(Entries from a visual dataset)
^^^^^^^^^^^^^^^^

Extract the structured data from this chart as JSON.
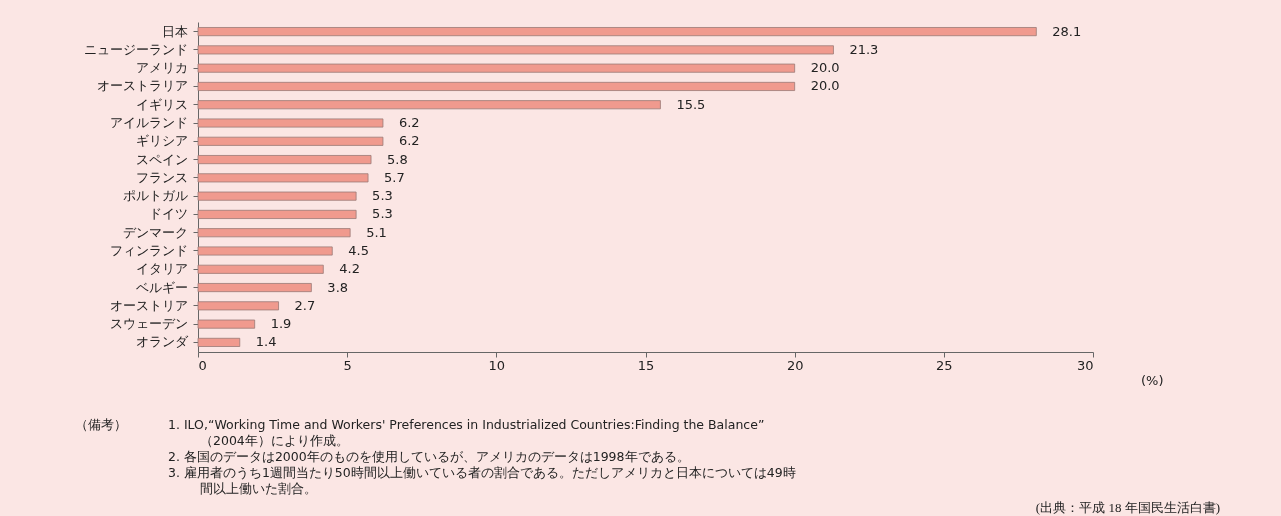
{
  "chart_data": {
    "type": "bar",
    "orientation": "horizontal",
    "categories": [
      "日本",
      "ニュージーランド",
      "アメリカ",
      "オーストラリア",
      "イギリス",
      "アイルランド",
      "ギリシア",
      "スペイン",
      "フランス",
      "ポルトガル",
      "ドイツ",
      "デンマーク",
      "フィンランド",
      "イタリア",
      "ベルギー",
      "オーストリア",
      "スウェーデン",
      "オランダ"
    ],
    "values": [
      28.1,
      21.3,
      20.0,
      20.0,
      15.5,
      6.2,
      6.2,
      5.8,
      5.7,
      5.3,
      5.3,
      5.1,
      4.5,
      4.2,
      3.8,
      2.7,
      1.9,
      1.4
    ],
    "color": "#f09a8e",
    "xlim": [
      0,
      30
    ],
    "xticks": [
      0,
      5,
      10,
      15,
      20,
      25,
      30
    ],
    "xlabel": "(%)",
    "value_labels": [
      "28.1",
      "21.3",
      "20.0",
      "20.0",
      "15.5",
      "6.2",
      "6.2",
      "5.8",
      "5.7",
      "5.3",
      "5.3",
      "5.1",
      "4.5",
      "4.2",
      "3.8",
      "2.7",
      "1.9",
      "1.4"
    ],
    "grid": false,
    "annotations": [
      "（備考）",
      "1. ILO,“Working Time and Workers' Preferences in Industrialized Countries:Finding the Balance”",
      "（2004年）により作成。",
      "2. 各国のデータは2000年のものを使用しているが、アメリカのデータは1998年である。",
      "3. 雇用者のうち1週間当たり50時間以上働いている者の割合である。ただしアメリカと日本については49時",
      "間以上働いた割合。",
      "(出典：平成 18 年国民生活白書)"
    ]
  }
}
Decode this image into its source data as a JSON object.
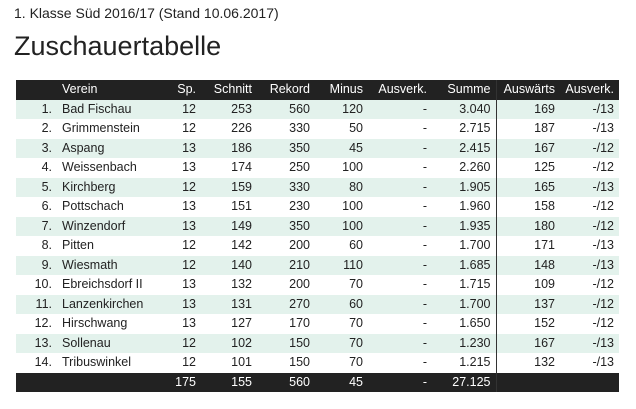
{
  "header": {
    "subtitle": "1. Klasse Süd 2016/17 (Stand 10.06.2017)",
    "title": "Zuschauertabelle"
  },
  "table": {
    "columns": {
      "rank": "",
      "verein": "Verein",
      "sp": "Sp.",
      "schnitt": "Schnitt",
      "rekord": "Rekord",
      "minus": "Minus",
      "ausverk": "Ausverk.",
      "summe": "Summe",
      "auswaerts": "Auswärts",
      "ausverk2": "Ausverk."
    },
    "rows": [
      {
        "rank": "1.",
        "verein": "Bad Fischau",
        "sp": "12",
        "schnitt": "253",
        "rekord": "560",
        "minus": "120",
        "ausverk": "-",
        "summe": "3.040",
        "auswaerts": "169",
        "ausverk2": "-/13"
      },
      {
        "rank": "2.",
        "verein": "Grimmenstein",
        "sp": "12",
        "schnitt": "226",
        "rekord": "330",
        "minus": "50",
        "ausverk": "-",
        "summe": "2.715",
        "auswaerts": "187",
        "ausverk2": "-/13"
      },
      {
        "rank": "3.",
        "verein": "Aspang",
        "sp": "13",
        "schnitt": "186",
        "rekord": "350",
        "minus": "45",
        "ausverk": "-",
        "summe": "2.415",
        "auswaerts": "167",
        "ausverk2": "-/12"
      },
      {
        "rank": "4.",
        "verein": "Weissenbach",
        "sp": "13",
        "schnitt": "174",
        "rekord": "250",
        "minus": "100",
        "ausverk": "-",
        "summe": "2.260",
        "auswaerts": "125",
        "ausverk2": "-/12"
      },
      {
        "rank": "5.",
        "verein": "Kirchberg",
        "sp": "12",
        "schnitt": "159",
        "rekord": "330",
        "minus": "80",
        "ausverk": "-",
        "summe": "1.905",
        "auswaerts": "165",
        "ausverk2": "-/13"
      },
      {
        "rank": "6.",
        "verein": "Pottschach",
        "sp": "13",
        "schnitt": "151",
        "rekord": "230",
        "minus": "100",
        "ausverk": "-",
        "summe": "1.960",
        "auswaerts": "158",
        "ausverk2": "-/12"
      },
      {
        "rank": "7.",
        "verein": "Winzendorf",
        "sp": "13",
        "schnitt": "149",
        "rekord": "350",
        "minus": "100",
        "ausverk": "-",
        "summe": "1.935",
        "auswaerts": "180",
        "ausverk2": "-/12"
      },
      {
        "rank": "8.",
        "verein": "Pitten",
        "sp": "12",
        "schnitt": "142",
        "rekord": "200",
        "minus": "60",
        "ausverk": "-",
        "summe": "1.700",
        "auswaerts": "171",
        "ausverk2": "-/13"
      },
      {
        "rank": "9.",
        "verein": "Wiesmath",
        "sp": "12",
        "schnitt": "140",
        "rekord": "210",
        "minus": "110",
        "ausverk": "-",
        "summe": "1.685",
        "auswaerts": "148",
        "ausverk2": "-/13"
      },
      {
        "rank": "10.",
        "verein": "Ebreichsdorf II",
        "sp": "13",
        "schnitt": "132",
        "rekord": "200",
        "minus": "70",
        "ausverk": "-",
        "summe": "1.715",
        "auswaerts": "109",
        "ausverk2": "-/12"
      },
      {
        "rank": "11.",
        "verein": "Lanzenkirchen",
        "sp": "13",
        "schnitt": "131",
        "rekord": "270",
        "minus": "60",
        "ausverk": "-",
        "summe": "1.700",
        "auswaerts": "137",
        "ausverk2": "-/12"
      },
      {
        "rank": "12.",
        "verein": "Hirschwang",
        "sp": "13",
        "schnitt": "127",
        "rekord": "170",
        "minus": "70",
        "ausverk": "-",
        "summe": "1.650",
        "auswaerts": "152",
        "ausverk2": "-/12"
      },
      {
        "rank": "13.",
        "verein": "Sollenau",
        "sp": "12",
        "schnitt": "102",
        "rekord": "150",
        "minus": "70",
        "ausverk": "-",
        "summe": "1.230",
        "auswaerts": "167",
        "ausverk2": "-/13"
      },
      {
        "rank": "14.",
        "verein": "Tribuswinkel",
        "sp": "12",
        "schnitt": "101",
        "rekord": "150",
        "minus": "70",
        "ausverk": "-",
        "summe": "1.215",
        "auswaerts": "132",
        "ausverk2": "-/13"
      }
    ],
    "totals": {
      "sp": "175",
      "schnitt": "155",
      "rekord": "560",
      "minus": "45",
      "ausverk": "-",
      "summe": "27.125"
    }
  }
}
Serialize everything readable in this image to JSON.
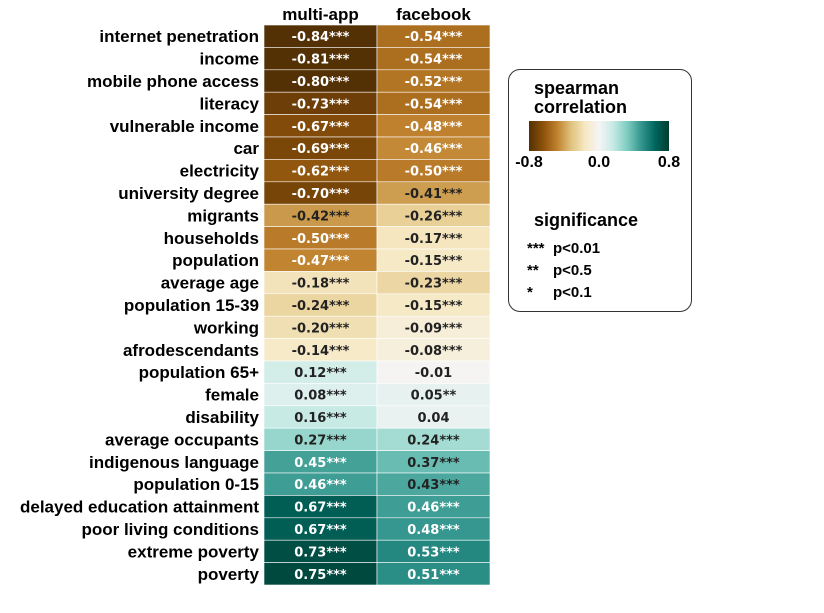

^^^^^^^^^^^^^^^^

--- Exercise requirements ---
Copy out each line that contains the word "image".

--- Complete response ---
Decode this image into its source data as a JSON object.
Serialize everything readable in this image to JSON.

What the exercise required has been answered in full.